== Provided entries

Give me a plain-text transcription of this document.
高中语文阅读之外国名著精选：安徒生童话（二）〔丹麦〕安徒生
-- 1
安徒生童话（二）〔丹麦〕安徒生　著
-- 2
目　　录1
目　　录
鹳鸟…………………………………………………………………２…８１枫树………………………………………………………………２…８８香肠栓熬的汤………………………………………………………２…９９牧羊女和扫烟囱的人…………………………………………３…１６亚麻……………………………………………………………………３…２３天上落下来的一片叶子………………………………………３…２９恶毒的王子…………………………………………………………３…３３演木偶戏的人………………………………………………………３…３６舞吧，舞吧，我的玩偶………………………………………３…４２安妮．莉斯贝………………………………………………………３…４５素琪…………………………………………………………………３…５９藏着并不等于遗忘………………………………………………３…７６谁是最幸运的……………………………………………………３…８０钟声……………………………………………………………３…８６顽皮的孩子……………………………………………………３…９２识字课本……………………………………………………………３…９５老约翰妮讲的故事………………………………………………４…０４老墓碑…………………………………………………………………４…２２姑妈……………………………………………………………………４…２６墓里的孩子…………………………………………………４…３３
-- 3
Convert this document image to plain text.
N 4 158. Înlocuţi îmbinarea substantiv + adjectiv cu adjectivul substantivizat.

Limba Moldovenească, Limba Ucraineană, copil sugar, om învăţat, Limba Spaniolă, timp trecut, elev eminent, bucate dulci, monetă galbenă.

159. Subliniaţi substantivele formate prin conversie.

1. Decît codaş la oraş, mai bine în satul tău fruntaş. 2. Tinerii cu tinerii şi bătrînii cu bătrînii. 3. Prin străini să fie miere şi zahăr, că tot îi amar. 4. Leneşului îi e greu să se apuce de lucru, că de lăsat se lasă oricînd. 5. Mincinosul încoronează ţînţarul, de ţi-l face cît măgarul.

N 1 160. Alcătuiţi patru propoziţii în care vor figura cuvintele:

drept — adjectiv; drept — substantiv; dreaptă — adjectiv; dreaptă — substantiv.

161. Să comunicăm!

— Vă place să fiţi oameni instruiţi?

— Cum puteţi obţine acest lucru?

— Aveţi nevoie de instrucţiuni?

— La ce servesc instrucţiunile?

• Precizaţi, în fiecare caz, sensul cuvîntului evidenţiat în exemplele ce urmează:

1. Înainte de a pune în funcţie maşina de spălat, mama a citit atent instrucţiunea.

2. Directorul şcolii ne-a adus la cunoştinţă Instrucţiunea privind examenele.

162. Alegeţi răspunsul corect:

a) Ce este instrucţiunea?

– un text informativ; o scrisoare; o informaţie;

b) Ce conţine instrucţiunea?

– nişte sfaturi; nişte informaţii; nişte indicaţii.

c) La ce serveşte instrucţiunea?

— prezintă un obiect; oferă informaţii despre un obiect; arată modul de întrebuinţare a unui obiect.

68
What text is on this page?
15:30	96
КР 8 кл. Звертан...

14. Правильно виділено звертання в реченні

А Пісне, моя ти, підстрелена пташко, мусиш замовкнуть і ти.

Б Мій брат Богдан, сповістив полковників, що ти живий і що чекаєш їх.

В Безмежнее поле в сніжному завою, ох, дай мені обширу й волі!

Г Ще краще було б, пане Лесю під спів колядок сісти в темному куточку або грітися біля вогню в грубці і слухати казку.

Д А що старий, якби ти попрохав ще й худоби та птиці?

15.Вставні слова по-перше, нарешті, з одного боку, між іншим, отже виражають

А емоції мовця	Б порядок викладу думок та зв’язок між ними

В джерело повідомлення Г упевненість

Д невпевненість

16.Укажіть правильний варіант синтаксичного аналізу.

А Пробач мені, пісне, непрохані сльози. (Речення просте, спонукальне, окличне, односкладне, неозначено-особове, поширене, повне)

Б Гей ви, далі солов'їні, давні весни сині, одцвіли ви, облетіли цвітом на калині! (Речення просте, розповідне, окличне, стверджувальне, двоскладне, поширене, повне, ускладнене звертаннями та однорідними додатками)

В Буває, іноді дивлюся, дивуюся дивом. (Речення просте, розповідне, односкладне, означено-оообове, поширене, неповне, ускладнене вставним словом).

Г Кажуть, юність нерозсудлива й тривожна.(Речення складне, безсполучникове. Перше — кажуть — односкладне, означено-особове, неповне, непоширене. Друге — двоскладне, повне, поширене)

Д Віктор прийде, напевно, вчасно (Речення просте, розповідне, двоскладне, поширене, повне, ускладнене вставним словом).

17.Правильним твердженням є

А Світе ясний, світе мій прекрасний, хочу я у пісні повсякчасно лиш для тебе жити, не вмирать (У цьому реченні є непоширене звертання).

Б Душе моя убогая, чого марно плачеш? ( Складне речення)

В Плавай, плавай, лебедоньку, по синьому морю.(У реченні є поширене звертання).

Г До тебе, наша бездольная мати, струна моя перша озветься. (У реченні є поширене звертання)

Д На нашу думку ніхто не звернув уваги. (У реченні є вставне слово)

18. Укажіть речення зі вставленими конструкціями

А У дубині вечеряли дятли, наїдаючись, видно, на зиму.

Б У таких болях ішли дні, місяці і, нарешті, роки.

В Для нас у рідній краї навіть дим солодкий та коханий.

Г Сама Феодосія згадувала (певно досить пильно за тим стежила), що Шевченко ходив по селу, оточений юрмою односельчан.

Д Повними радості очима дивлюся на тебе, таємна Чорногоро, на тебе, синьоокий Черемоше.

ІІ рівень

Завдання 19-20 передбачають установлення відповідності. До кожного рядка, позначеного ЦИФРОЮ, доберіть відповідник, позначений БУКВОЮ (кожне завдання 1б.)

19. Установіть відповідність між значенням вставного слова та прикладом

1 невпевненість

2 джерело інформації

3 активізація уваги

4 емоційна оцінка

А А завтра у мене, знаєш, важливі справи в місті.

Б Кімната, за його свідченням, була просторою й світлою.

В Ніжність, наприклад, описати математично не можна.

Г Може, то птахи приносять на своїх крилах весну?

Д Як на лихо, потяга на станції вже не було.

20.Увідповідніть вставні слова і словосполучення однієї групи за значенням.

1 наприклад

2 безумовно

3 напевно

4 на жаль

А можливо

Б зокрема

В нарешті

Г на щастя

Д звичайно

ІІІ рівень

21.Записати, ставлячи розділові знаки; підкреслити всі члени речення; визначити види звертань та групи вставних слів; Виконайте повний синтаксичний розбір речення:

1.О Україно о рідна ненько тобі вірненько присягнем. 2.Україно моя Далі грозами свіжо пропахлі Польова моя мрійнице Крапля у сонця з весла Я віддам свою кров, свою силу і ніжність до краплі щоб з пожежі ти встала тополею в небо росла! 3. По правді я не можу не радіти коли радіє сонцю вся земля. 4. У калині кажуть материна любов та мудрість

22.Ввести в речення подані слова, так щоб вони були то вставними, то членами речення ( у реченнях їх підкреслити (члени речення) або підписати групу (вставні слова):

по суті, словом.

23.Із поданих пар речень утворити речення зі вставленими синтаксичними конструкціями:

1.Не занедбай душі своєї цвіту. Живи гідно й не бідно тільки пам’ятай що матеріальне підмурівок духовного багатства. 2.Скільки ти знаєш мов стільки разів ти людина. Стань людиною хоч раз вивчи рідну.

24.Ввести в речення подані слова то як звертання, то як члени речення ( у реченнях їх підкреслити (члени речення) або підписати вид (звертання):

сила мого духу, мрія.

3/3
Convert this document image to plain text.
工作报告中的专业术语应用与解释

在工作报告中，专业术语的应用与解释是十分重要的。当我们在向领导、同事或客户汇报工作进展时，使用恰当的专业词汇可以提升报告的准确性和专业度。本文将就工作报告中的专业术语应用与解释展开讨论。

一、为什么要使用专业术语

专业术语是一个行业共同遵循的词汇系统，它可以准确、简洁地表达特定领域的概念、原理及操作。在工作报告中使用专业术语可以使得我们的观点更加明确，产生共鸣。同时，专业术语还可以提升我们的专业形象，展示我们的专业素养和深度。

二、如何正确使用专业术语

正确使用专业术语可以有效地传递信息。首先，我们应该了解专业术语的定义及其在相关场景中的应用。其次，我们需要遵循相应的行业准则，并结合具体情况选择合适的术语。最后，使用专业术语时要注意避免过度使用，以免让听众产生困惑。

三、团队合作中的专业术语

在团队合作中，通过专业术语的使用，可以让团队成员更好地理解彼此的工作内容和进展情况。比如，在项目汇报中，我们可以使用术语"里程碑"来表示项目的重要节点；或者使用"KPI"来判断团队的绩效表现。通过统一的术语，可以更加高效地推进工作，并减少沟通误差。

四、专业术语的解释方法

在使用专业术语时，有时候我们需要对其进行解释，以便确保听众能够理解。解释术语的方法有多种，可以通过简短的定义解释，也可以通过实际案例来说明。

====

> **Task to complete**:
Read the data above and pull out each line that holds the string "this".

> **The completed task**:
Give me a plain-text transcription of this document.
Convert this document image to plain text.
What text is on this page?
Convert this document image to plain text.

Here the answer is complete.